§ BRIEF 1: Retype the skin tag passage word for word, everything from "Only by looking" down to "as the epidermis.".
§ BRIEF 2: In the skin tag passage, which chemical is used with eosin to stain the tissue?

**** GIVEN TEXT ****

Skin tags, which are commonly known in the medical world as acrochordons, are a type of growth on the body. These growths are noticeable by their distinctive stalks and floppy appearance. Skin tags will typically be the same color as the skin and won’t have any hairs or additional skin structures present. In a way they look like small flowers. The large majority of the population will at some point experience a skin tag. Removing them is easy, but what illnesses can be found through the careful inspection of skin tags?
Only by looking at a skin tag under the microscope can an accurate diagnosis be made. Although they are easily spotted by sight, some skin tags can be confused with other more serious skin conditions. Looking under a microscope at a skin tag is easy though.
First of all the skin tag must be prepared. The tissue can be prepared by staining it with a chemical called hematoxylin, together with eosin. The tag can then be placed under the microscope. The first thing that should be noticed is that a small stalk is present and is holding up a spherical piece of tissue. There’s a pink core, which is commonly referred to in the medical world as the dermis, and a purple outer layer, which is commonly referred to in the medical world as the epidermis.

**** DATA EXCERPTS ****

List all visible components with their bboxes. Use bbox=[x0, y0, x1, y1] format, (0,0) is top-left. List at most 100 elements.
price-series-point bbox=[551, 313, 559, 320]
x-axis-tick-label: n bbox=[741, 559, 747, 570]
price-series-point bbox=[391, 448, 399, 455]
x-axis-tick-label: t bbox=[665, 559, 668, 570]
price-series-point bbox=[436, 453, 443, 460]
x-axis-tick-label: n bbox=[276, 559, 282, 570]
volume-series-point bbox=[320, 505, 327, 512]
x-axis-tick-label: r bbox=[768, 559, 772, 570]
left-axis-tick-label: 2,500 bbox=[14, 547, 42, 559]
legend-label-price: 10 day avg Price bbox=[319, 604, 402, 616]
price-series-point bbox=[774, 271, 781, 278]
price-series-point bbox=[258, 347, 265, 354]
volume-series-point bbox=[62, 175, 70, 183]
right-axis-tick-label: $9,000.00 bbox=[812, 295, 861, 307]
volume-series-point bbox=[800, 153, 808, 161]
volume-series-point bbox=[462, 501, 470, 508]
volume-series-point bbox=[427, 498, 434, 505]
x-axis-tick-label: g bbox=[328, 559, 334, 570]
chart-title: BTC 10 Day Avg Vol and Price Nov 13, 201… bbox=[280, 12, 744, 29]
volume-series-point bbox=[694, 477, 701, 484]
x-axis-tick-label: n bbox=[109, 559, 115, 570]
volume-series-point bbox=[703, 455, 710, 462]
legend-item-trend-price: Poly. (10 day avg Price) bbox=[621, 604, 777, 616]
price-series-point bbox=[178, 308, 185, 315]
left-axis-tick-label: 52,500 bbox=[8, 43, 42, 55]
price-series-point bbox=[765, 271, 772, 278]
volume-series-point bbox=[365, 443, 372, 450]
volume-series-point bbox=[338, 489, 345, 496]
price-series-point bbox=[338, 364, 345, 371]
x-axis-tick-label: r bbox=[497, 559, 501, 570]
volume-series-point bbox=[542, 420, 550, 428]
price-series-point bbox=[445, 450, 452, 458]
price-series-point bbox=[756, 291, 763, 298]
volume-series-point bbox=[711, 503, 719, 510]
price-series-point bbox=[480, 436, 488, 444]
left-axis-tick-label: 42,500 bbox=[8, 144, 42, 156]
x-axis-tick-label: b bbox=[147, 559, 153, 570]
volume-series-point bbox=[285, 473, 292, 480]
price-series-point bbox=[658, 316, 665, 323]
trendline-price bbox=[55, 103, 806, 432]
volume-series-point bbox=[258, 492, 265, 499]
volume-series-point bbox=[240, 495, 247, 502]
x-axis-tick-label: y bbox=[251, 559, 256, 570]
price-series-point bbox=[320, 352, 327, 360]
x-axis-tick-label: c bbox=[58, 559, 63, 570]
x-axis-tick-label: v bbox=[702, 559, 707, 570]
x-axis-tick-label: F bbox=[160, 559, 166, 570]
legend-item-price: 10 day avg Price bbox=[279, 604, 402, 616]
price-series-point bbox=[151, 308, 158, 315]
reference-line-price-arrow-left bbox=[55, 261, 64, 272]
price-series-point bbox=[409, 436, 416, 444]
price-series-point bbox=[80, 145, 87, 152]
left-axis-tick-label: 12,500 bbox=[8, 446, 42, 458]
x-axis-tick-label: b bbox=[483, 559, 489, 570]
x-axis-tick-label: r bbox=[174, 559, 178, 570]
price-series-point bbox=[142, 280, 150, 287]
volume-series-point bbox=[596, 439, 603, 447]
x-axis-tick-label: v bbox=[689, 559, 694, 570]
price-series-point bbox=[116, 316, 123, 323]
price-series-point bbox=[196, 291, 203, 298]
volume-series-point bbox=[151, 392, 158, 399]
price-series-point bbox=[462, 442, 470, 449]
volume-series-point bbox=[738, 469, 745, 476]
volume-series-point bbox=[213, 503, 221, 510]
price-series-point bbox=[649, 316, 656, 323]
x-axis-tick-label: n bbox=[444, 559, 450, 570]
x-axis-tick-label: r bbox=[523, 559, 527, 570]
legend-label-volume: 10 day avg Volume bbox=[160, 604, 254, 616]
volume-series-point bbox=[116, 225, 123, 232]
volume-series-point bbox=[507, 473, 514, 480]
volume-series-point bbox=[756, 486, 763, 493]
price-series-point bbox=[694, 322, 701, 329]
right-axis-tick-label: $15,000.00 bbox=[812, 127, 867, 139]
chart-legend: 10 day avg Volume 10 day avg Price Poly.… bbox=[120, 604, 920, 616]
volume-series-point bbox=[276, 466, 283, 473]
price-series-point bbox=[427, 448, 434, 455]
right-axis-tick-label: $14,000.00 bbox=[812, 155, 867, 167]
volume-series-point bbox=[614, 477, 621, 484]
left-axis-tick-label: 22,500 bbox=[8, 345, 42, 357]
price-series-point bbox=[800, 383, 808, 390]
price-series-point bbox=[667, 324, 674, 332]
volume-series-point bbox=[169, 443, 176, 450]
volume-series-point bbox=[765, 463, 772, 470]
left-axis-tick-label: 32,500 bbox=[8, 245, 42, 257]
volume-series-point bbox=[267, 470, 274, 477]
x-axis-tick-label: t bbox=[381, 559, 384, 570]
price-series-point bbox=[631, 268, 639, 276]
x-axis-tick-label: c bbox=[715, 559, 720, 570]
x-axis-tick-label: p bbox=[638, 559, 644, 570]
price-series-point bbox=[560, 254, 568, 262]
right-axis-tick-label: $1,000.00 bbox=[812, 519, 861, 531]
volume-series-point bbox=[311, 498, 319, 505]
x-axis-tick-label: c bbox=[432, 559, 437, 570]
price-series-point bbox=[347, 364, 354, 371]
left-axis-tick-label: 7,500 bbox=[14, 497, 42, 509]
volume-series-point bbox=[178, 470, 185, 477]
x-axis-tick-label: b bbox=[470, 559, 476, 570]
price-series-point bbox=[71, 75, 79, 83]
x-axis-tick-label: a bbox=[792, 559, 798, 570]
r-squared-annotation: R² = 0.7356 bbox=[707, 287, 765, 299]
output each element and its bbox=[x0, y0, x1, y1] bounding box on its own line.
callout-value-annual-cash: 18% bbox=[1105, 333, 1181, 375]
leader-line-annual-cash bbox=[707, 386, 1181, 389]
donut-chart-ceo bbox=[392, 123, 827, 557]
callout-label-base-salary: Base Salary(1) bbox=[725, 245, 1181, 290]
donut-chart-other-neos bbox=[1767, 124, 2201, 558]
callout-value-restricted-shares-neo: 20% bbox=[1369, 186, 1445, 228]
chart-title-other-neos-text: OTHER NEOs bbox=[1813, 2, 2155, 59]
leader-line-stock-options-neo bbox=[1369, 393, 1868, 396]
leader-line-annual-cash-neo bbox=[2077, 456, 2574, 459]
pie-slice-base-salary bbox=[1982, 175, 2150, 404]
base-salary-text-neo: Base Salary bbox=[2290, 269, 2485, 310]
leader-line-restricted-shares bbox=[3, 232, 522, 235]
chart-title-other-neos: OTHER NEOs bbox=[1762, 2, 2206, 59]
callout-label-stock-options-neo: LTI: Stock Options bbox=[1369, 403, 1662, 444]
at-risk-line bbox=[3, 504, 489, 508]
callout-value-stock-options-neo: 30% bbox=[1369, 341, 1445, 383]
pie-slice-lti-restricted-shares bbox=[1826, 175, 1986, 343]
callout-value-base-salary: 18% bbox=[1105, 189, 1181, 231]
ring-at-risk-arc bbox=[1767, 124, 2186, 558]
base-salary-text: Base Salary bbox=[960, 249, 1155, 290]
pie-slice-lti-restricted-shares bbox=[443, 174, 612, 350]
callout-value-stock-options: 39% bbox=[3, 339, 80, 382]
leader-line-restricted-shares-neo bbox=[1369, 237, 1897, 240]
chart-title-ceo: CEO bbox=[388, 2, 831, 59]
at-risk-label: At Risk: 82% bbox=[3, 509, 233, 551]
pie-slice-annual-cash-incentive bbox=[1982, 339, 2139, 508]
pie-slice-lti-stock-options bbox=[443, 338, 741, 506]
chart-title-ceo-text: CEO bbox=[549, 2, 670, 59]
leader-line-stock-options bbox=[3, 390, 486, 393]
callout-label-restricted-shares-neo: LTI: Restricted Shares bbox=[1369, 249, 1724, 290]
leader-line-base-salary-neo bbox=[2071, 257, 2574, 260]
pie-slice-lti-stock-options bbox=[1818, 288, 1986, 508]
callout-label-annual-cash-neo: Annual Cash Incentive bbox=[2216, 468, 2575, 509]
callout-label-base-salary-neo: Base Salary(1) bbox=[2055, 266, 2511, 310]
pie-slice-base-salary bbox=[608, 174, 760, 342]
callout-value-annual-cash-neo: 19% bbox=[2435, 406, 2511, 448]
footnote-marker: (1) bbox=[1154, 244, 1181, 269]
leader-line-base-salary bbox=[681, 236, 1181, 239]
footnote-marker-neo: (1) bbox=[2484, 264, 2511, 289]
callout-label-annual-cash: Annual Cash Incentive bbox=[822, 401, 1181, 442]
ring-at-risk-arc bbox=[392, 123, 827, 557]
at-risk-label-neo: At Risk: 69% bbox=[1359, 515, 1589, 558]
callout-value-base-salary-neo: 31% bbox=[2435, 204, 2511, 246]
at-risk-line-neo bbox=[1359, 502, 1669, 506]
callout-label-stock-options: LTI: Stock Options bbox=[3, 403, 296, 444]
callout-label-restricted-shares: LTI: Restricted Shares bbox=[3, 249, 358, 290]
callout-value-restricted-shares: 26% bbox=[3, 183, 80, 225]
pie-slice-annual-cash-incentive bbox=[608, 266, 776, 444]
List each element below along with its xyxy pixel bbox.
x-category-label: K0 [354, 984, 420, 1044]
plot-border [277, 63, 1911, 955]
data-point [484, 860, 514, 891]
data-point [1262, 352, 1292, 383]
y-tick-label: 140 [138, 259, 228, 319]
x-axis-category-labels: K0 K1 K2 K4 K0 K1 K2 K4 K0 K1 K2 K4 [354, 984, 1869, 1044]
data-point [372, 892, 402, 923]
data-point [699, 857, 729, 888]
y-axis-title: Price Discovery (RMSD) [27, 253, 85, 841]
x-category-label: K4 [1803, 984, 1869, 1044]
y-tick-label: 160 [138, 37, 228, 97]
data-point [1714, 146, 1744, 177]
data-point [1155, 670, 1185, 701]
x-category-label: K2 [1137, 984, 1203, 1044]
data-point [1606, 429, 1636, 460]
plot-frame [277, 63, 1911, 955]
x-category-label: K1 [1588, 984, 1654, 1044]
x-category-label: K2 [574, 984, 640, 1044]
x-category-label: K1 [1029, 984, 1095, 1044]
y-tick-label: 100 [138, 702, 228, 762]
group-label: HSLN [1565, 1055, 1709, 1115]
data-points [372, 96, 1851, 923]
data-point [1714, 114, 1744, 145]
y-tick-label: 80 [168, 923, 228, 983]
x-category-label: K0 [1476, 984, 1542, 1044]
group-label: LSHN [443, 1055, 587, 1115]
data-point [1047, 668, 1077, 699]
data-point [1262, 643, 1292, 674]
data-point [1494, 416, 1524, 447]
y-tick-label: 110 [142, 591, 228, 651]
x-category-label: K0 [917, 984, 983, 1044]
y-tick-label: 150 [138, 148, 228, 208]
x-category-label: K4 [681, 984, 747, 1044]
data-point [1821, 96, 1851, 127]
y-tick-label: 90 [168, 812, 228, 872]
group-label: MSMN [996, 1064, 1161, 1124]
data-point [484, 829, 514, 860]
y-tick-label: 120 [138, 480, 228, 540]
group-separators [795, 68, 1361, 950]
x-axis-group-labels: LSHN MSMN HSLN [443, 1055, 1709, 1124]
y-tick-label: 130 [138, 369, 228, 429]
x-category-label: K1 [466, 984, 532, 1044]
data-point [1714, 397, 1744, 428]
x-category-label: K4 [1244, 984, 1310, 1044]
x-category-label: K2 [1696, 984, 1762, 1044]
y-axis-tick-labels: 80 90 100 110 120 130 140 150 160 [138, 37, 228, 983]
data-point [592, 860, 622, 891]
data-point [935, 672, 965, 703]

****

§ OUTPUT 1:
Only by looking at a skin tag under the microscope can an accurate diagnosis be made. Although they are easily spotted by sight, some skin tags can be confused with other more serious skin conditions. Looking under a microscope at a skin tag is easy though.
First of all the skin tag must be prepared. The tissue can be prepared by staining it with a chemical called hematoxylin, together with eosin. The tag can then be placed under the microscope. The first thing that should be noticed is that a small stalk is present and is holding up a spherical piece of tissue. There’s a pink core, which is commonly referred to in the medical world as the dermis, and a purple outer layer, which is commonly referred to in the medical world as the epidermis.

§ OUTPUT 2: Hematoxylin.